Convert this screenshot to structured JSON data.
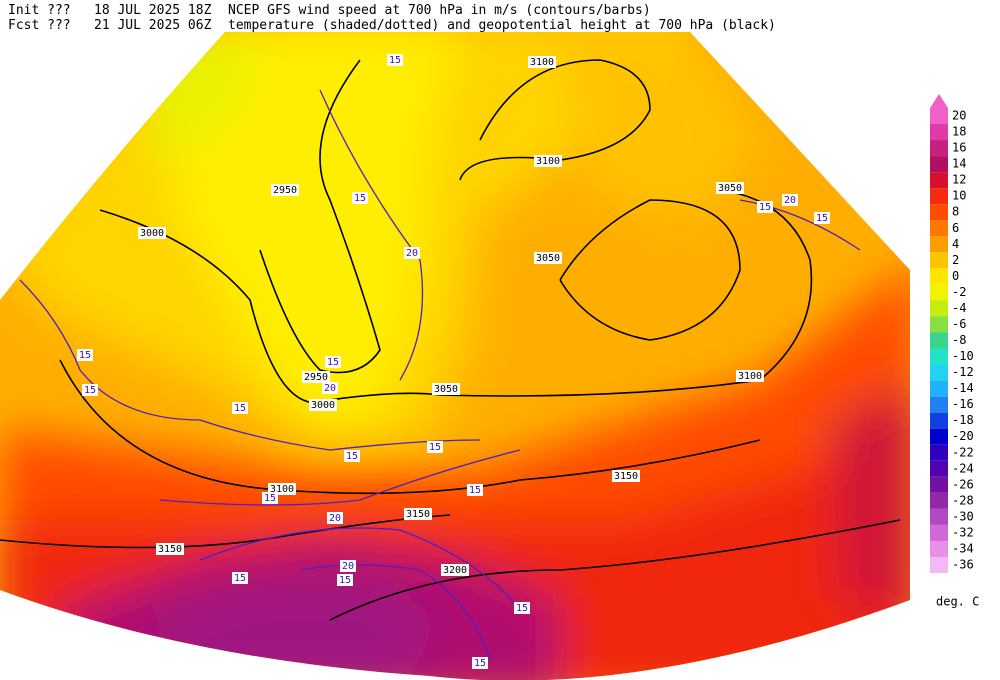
{
  "header": {
    "init_label": "Init  ???",
    "init_time": "18 JUL 2025 18Z",
    "fcst_label": "Fcst ???",
    "fcst_time": "21 JUL 2025 06Z",
    "line1": "NCEP GFS wind speed at 700 hPa in m/s (contours/barbs)",
    "line2": "temperature (shaded/dotted) and geopotential height at 700 hPa (black)"
  },
  "colorbar": {
    "levels": [
      20,
      18,
      16,
      14,
      12,
      10,
      8,
      6,
      4,
      2,
      0,
      -2,
      -4,
      -6,
      -8,
      -10,
      -12,
      -14,
      -16,
      -18,
      -20,
      -22,
      -24,
      -26,
      -28,
      -30,
      -32,
      -34,
      -36
    ],
    "colors": [
      "#f060c8",
      "#e03aa6",
      "#c82080",
      "#b01060",
      "#d81030",
      "#f52a10",
      "#ff4d00",
      "#ff7600",
      "#ff9c00",
      "#ffc400",
      "#ffe600",
      "#f0f400",
      "#c4ee10",
      "#86e040",
      "#3ad48a",
      "#22e2c8",
      "#22d2f2",
      "#20b2fa",
      "#2080f2",
      "#1040e0",
      "#0000cc",
      "#3000c0",
      "#5200b0",
      "#7410a2",
      "#9428a8",
      "#b448c4",
      "#d068d8",
      "#e890e8",
      "#f4b8f4"
    ],
    "unit": "deg. C"
  },
  "height_labels": [
    3100,
    3100,
    2950,
    3000,
    3050,
    2950,
    3000,
    3050,
    3100,
    3150,
    3150,
    3150,
    3200,
    3100,
    3050
  ],
  "wind_labels": [
    15,
    15,
    20,
    15,
    15,
    15,
    15,
    15,
    15,
    15,
    20,
    20,
    15,
    15,
    15,
    15,
    15,
    20,
    15,
    20,
    15
  ]
}
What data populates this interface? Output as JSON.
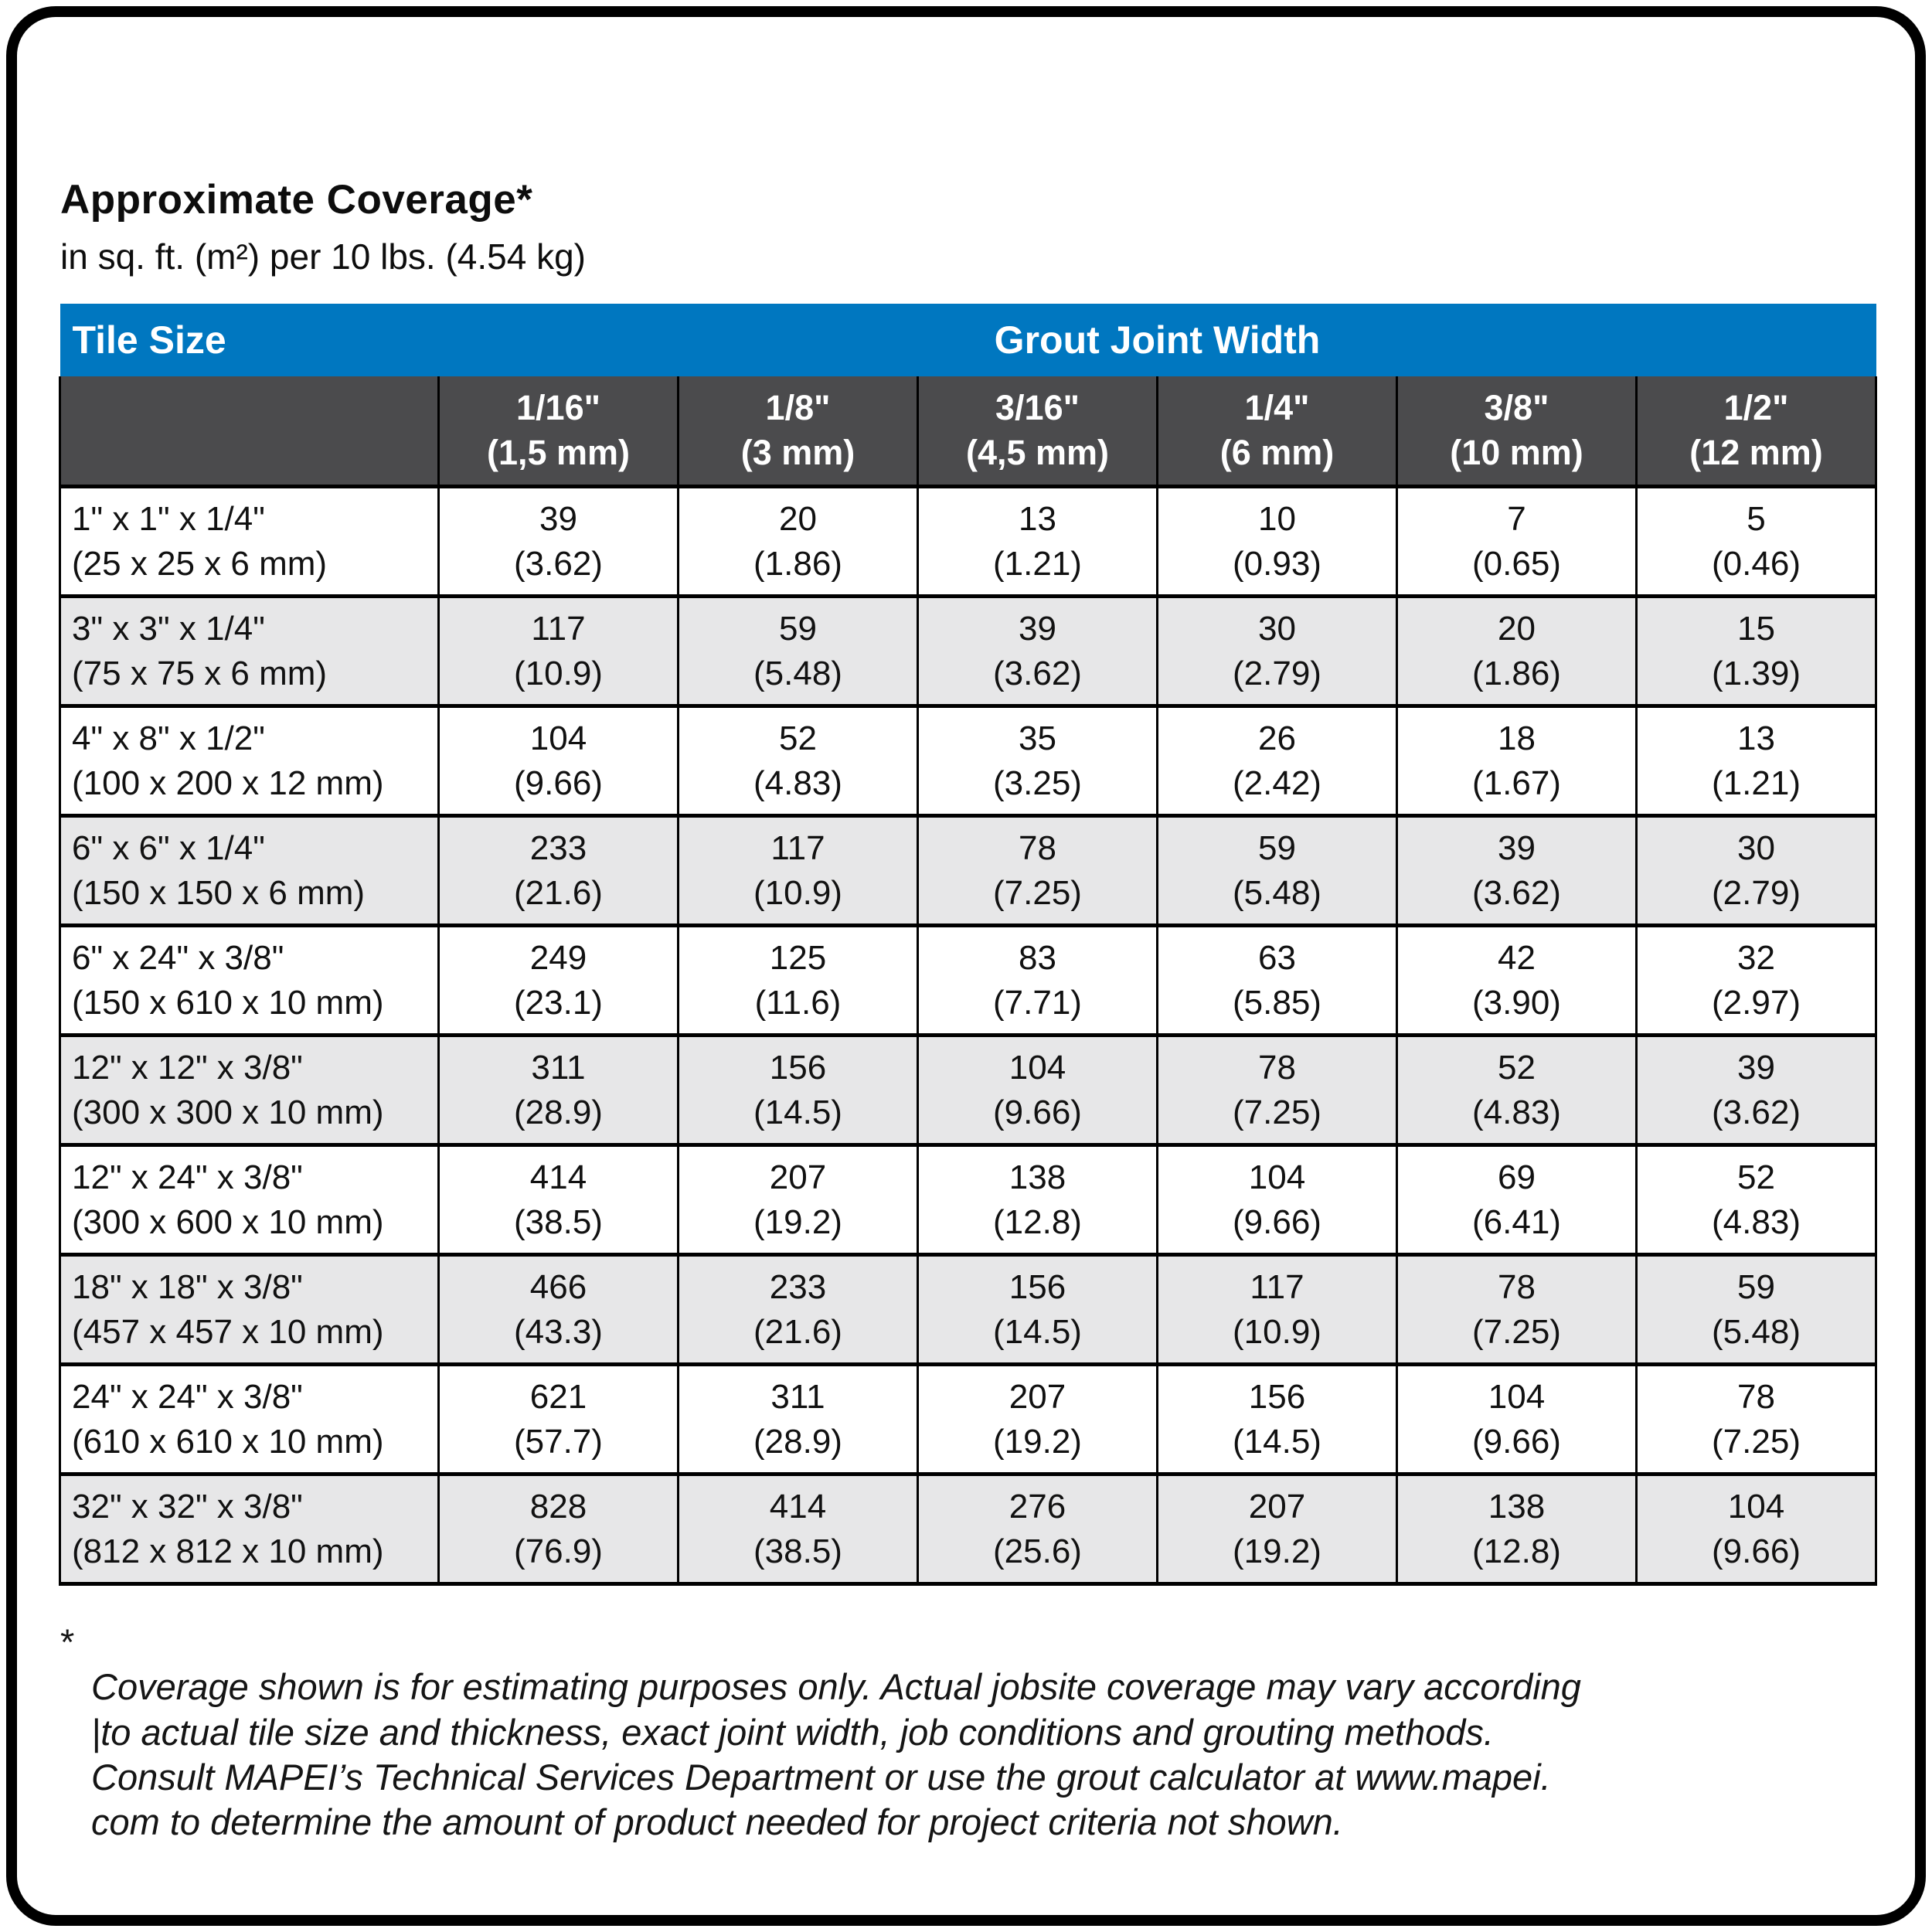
{
  "page": {
    "title": "Approximate Coverage*",
    "subtitle": "in sq. ft. (m²) per 10 lbs. (4.54 kg)"
  },
  "colors": {
    "header_blue": "#0077c0",
    "subheader_gray": "#4b4b4d",
    "row_alt_gray": "#e7e7e8",
    "border_black": "#000000"
  },
  "table": {
    "corner_header": "Tile Size",
    "group_header": "Grout Joint Width",
    "columns": [
      {
        "size": "1/16\"",
        "metric": "(1,5 mm)"
      },
      {
        "size": "1/8\"",
        "metric": "(3 mm)"
      },
      {
        "size": "3/16\"",
        "metric": "(4,5 mm)"
      },
      {
        "size": "1/4\"",
        "metric": "(6 mm)"
      },
      {
        "size": "3/8\"",
        "metric": "(10 mm)"
      },
      {
        "size": "1/2\"",
        "metric": "(12 mm)"
      }
    ],
    "rows": [
      {
        "tile": "1\" x 1\" x 1/4\"",
        "tile_metric": "(25 x 25 x 6 mm)",
        "values": [
          [
            "39",
            "(3.62)"
          ],
          [
            "20",
            "(1.86)"
          ],
          [
            "13",
            "(1.21)"
          ],
          [
            "10",
            "(0.93)"
          ],
          [
            "7",
            "(0.65)"
          ],
          [
            "5",
            "(0.46)"
          ]
        ]
      },
      {
        "tile": "3\" x 3\" x 1/4\"",
        "tile_metric": "(75 x 75 x 6 mm)",
        "values": [
          [
            "117",
            "(10.9)"
          ],
          [
            "59",
            "(5.48)"
          ],
          [
            "39",
            "(3.62)"
          ],
          [
            "30",
            "(2.79)"
          ],
          [
            "20",
            "(1.86)"
          ],
          [
            "15",
            "(1.39)"
          ]
        ]
      },
      {
        "tile": "4\" x 8\" x 1/2\"",
        "tile_metric": "(100 x 200 x 12 mm)",
        "values": [
          [
            "104",
            "(9.66)"
          ],
          [
            "52",
            "(4.83)"
          ],
          [
            "35",
            "(3.25)"
          ],
          [
            "26",
            "(2.42)"
          ],
          [
            "18",
            "(1.67)"
          ],
          [
            "13",
            "(1.21)"
          ]
        ]
      },
      {
        "tile": "6\" x 6\" x 1/4\"",
        "tile_metric": "(150 x 150 x 6 mm)",
        "values": [
          [
            "233",
            "(21.6)"
          ],
          [
            "117",
            "(10.9)"
          ],
          [
            "78",
            "(7.25)"
          ],
          [
            "59",
            "(5.48)"
          ],
          [
            "39",
            "(3.62)"
          ],
          [
            "30",
            "(2.79)"
          ]
        ]
      },
      {
        "tile": "6\" x 24\" x 3/8\"",
        "tile_metric": "(150 x 610 x 10 mm)",
        "values": [
          [
            "249",
            "(23.1)"
          ],
          [
            "125",
            "(11.6)"
          ],
          [
            "83",
            "(7.71)"
          ],
          [
            "63",
            "(5.85)"
          ],
          [
            "42",
            "(3.90)"
          ],
          [
            "32",
            "(2.97)"
          ]
        ]
      },
      {
        "tile": "12\" x 12\" x 3/8\"",
        "tile_metric": "(300 x 300 x 10 mm)",
        "values": [
          [
            "311",
            "(28.9)"
          ],
          [
            "156",
            "(14.5)"
          ],
          [
            "104",
            "(9.66)"
          ],
          [
            "78",
            "(7.25)"
          ],
          [
            "52",
            "(4.83)"
          ],
          [
            "39",
            "(3.62)"
          ]
        ]
      },
      {
        "tile": "12\" x 24\" x 3/8\"",
        "tile_metric": "(300 x 600 x 10 mm)",
        "values": [
          [
            "414",
            "(38.5)"
          ],
          [
            "207",
            "(19.2)"
          ],
          [
            "138",
            "(12.8)"
          ],
          [
            "104",
            "(9.66)"
          ],
          [
            "69",
            "(6.41)"
          ],
          [
            "52",
            "(4.83)"
          ]
        ]
      },
      {
        "tile": "18\" x 18\" x 3/8\"",
        "tile_metric": "(457 x 457 x 10 mm)",
        "values": [
          [
            "466",
            "(43.3)"
          ],
          [
            "233",
            "(21.6)"
          ],
          [
            "156",
            "(14.5)"
          ],
          [
            "117",
            "(10.9)"
          ],
          [
            "78",
            "(7.25)"
          ],
          [
            "59",
            "(5.48)"
          ]
        ]
      },
      {
        "tile": "24\" x 24\" x 3/8\"",
        "tile_metric": "(610 x 610 x 10 mm)",
        "values": [
          [
            "621",
            "(57.7)"
          ],
          [
            "311",
            "(28.9)"
          ],
          [
            "207",
            "(19.2)"
          ],
          [
            "156",
            "(14.5)"
          ],
          [
            "104",
            "(9.66)"
          ],
          [
            "78",
            "(7.25)"
          ]
        ]
      },
      {
        "tile": "32\" x 32\" x 3/8\"",
        "tile_metric": "(812 x 812 x 10 mm)",
        "values": [
          [
            "828",
            "(76.9)"
          ],
          [
            "414",
            "(38.5)"
          ],
          [
            "276",
            "(25.6)"
          ],
          [
            "207",
            "(19.2)"
          ],
          [
            "138",
            "(12.8)"
          ],
          [
            "104",
            "(9.66)"
          ]
        ]
      }
    ]
  },
  "footnote": {
    "star": "*",
    "text": "Coverage shown is for estimating purposes only. Actual jobsite coverage may vary according\n|to actual tile size and thickness, exact joint width, job conditions and grouting methods.\nConsult MAPEI’s Technical Services Department or use the grout calculator at www.mapei.\ncom to determine the amount of product needed for project criteria not shown."
  }
}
--
## TASK BRIEF
Repeat the records above exactly, omitting every picture.

## ANSWER TO THIS EXERCISE
Convert this screenshot to structured JSON data.
{
  "header": {
    "init_label": "Init  ???",
    "init_time": "18 JUL 2025 18Z",
    "fcst_label": "Fcst ???",
    "fcst_time": "21 JUL 2025 06Z",
    "line1": "NCEP GFS wind speed at 700 hPa in m/s (contours/barbs)",
    "line2": "temperature (shaded/dotted) and geopotential height at 700 hPa (black)"
  },
  "colorbar": {
    "levels": [
      20,
      18,
      16,
      14,
      12,
      10,
      8,
      6,
      4,
      2,
      0,
      -2,
      -4,
      -6,
      -8,
      -10,
      -12,
      -14,
      -16,
      -18,
      -20,
      -22,
      -24,
      -26,
      -28,
      -30,
      -32,
      -34,
      -36
    ],
    "colors": [
      "#f060c8",
      "#e03aa6",
      "#c82080",
      "#b01060",
      "#d81030",
      "#f52a10",
      "#ff4d00",
      "#ff7600",
      "#ff9c00",
      "#ffc400",
      "#ffe600",
      "#f0f400",
      "#c4ee10",
      "#86e040",
      "#3ad48a",
      "#22e2c8",
      "#22d2f2",
      "#20b2fa",
      "#2080f2",
      "#1040e0",
      "#0000cc",
      "#3000c0",
      "#5200b0",
      "#7410a2",
      "#9428a8",
      "#b448c4",
      "#d068d8",
      "#e890e8",
      "#f4b8f4"
    ],
    "unit": "deg. C"
  },
  "height_labels": [
    3100,
    3100,
    2950,
    3000,
    3050,
    2950,
    3000,
    3050,
    3100,
    3150,
    3150,
    3150,
    3200,
    3100,
    3050
  ],
  "wind_labels": [
    15,
    15,
    20,
    15,
    15,
    15,
    15,
    15,
    15,
    15,
    20,
    20,
    15,
    15,
    15,
    15,
    15,
    20,
    15,
    20,
    15
  ]
}
What data populates this interface? Output as JSON.
{
  "page": {
    "title": "Approximate Coverage*",
    "subtitle": "in sq. ft. (m²) per 10 lbs. (4.54 kg)"
  },
  "colors": {
    "header_blue": "#0077c0",
    "subheader_gray": "#4b4b4d",
    "row_alt_gray": "#e7e7e8",
    "border_black": "#000000"
  },
  "table": {
    "corner_header": "Tile Size",
    "group_header": "Grout Joint Width",
    "columns": [
      {
        "size": "1/16\"",
        "metric": "(1,5 mm)"
      },
      {
        "size": "1/8\"",
        "metric": "(3 mm)"
      },
      {
        "size": "3/16\"",
        "metric": "(4,5 mm)"
      },
      {
        "size": "1/4\"",
        "metric": "(6 mm)"
      },
      {
        "size": "3/8\"",
        "metric": "(10 mm)"
      },
      {
        "size": "1/2\"",
        "metric": "(12 mm)"
      }
    ],
    "rows": [
      {
        "tile": "1\" x 1\" x 1/4\"",
        "tile_metric": "(25 x 25 x 6 mm)",
        "values": [
          [
            "39",
            "(3.62)"
          ],
          [
            "20",
            "(1.86)"
          ],
          [
            "13",
            "(1.21)"
          ],
          [
            "10",
            "(0.93)"
          ],
          [
            "7",
            "(0.65)"
          ],
          [
            "5",
            "(0.46)"
          ]
        ]
      },
      {
        "tile": "3\" x 3\" x 1/4\"",
        "tile_metric": "(75 x 75 x 6 mm)",
        "values": [
          [
            "117",
            "(10.9)"
          ],
          [
            "59",
            "(5.48)"
          ],
          [
            "39",
            "(3.62)"
          ],
          [
            "30",
            "(2.79)"
          ],
          [
            "20",
            "(1.86)"
          ],
          [
            "15",
            "(1.39)"
          ]
        ]
      },
      {
        "tile": "4\" x 8\" x 1/2\"",
        "tile_metric": "(100 x 200 x 12 mm)",
        "values": [
          [
            "104",
            "(9.66)"
          ],
          [
            "52",
            "(4.83)"
          ],
          [
            "35",
            "(3.25)"
          ],
          [
            "26",
            "(2.42)"
          ],
          [
            "18",
            "(1.67)"
          ],
          [
            "13",
            "(1.21)"
          ]
        ]
      },
      {
        "tile": "6\" x 6\" x 1/4\"",
        "tile_metric": "(150 x 150 x 6 mm)",
        "values": [
          [
            "233",
            "(21.6)"
          ],
          [
            "117",
            "(10.9)"
          ],
          [
            "78",
            "(7.25)"
          ],
          [
            "59",
            "(5.48)"
          ],
          [
            "39",
            "(3.62)"
          ],
          [
            "30",
            "(2.79)"
          ]
        ]
      },
      {
        "tile": "6\" x 24\" x 3/8\"",
        "tile_metric": "(150 x 610 x 10 mm)",
        "values": [
          [
            "249",
            "(23.1)"
          ],
          [
            "125",
            "(11.6)"
          ],
          [
            "83",
            "(7.71)"
          ],
          [
            "63",
            "(5.85)"
          ],
          [
            "42",
            "(3.90)"
          ],
          [
            "32",
            "(2.97)"
          ]
        ]
      },
      {
        "tile": "12\" x 12\" x 3/8\"",
        "tile_metric": "(300 x 300 x 10 mm)",
        "values": [
          [
            "311",
            "(28.9)"
          ],
          [
            "156",
            "(14.5)"
          ],
          [
            "104",
            "(9.66)"
          ],
          [
            "78",
            "(7.25)"
          ],
          [
            "52",
            "(4.83)"
          ],
          [
            "39",
            "(3.62)"
          ]
        ]
      },
      {
        "tile": "12\" x 24\" x 3/8\"",
        "tile_metric": "(300 x 600 x 10 mm)",
        "values": [
          [
            "414",
            "(38.5)"
          ],
          [
            "207",
            "(19.2)"
          ],
          [
            "138",
            "(12.8)"
          ],
          [
            "104",
            "(9.66)"
          ],
          [
            "69",
            "(6.41)"
          ],
          [
            "52",
            "(4.83)"
          ]
        ]
      },
      {
        "tile": "18\" x 18\" x 3/8\"",
        "tile_metric": "(457 x 457 x 10 mm)",
        "values": [
          [
            "466",
            "(43.3)"
          ],
          [
            "233",
            "(21.6)"
          ],
          [
            "156",
            "(14.5)"
          ],
          [
            "117",
            "(10.9)"
          ],
          [
            "78",
            "(7.25)"
          ],
          [
            "59",
            "(5.48)"
          ]
        ]
      },
      {
        "tile": "24\" x 24\" x 3/8\"",
        "tile_metric": "(610 x 610 x 10 mm)",
        "values": [
          [
            "621",
            "(57.7)"
          ],
          [
            "311",
            "(28.9)"
          ],
          [
            "207",
            "(19.2)"
          ],
          [
            "156",
            "(14.5)"
          ],
          [
            "104",
            "(9.66)"
          ],
          [
            "78",
            "(7.25)"
          ]
        ]
      },
      {
        "tile": "32\" x 32\" x 3/8\"",
        "tile_metric": "(812 x 812 x 10 mm)",
        "values": [
          [
            "828",
            "(76.9)"
          ],
          [
            "414",
            "(38.5)"
          ],
          [
            "276",
            "(25.6)"
          ],
          [
            "207",
            "(19.2)"
          ],
          [
            "138",
            "(12.8)"
          ],
          [
            "104",
            "(9.66)"
          ]
        ]
      }
    ]
  },
  "footnote": {
    "star": "*",
    "text": "Coverage shown is for estimating purposes only. Actual jobsite coverage may vary according\n|to actual tile size and thickness, exact joint width, job conditions and grouting methods.\nConsult MAPEI’s Technical Services Department or use the grout calculator at www.mapei.\ncom to determine the amount of product needed for project criteria not shown."
  }
}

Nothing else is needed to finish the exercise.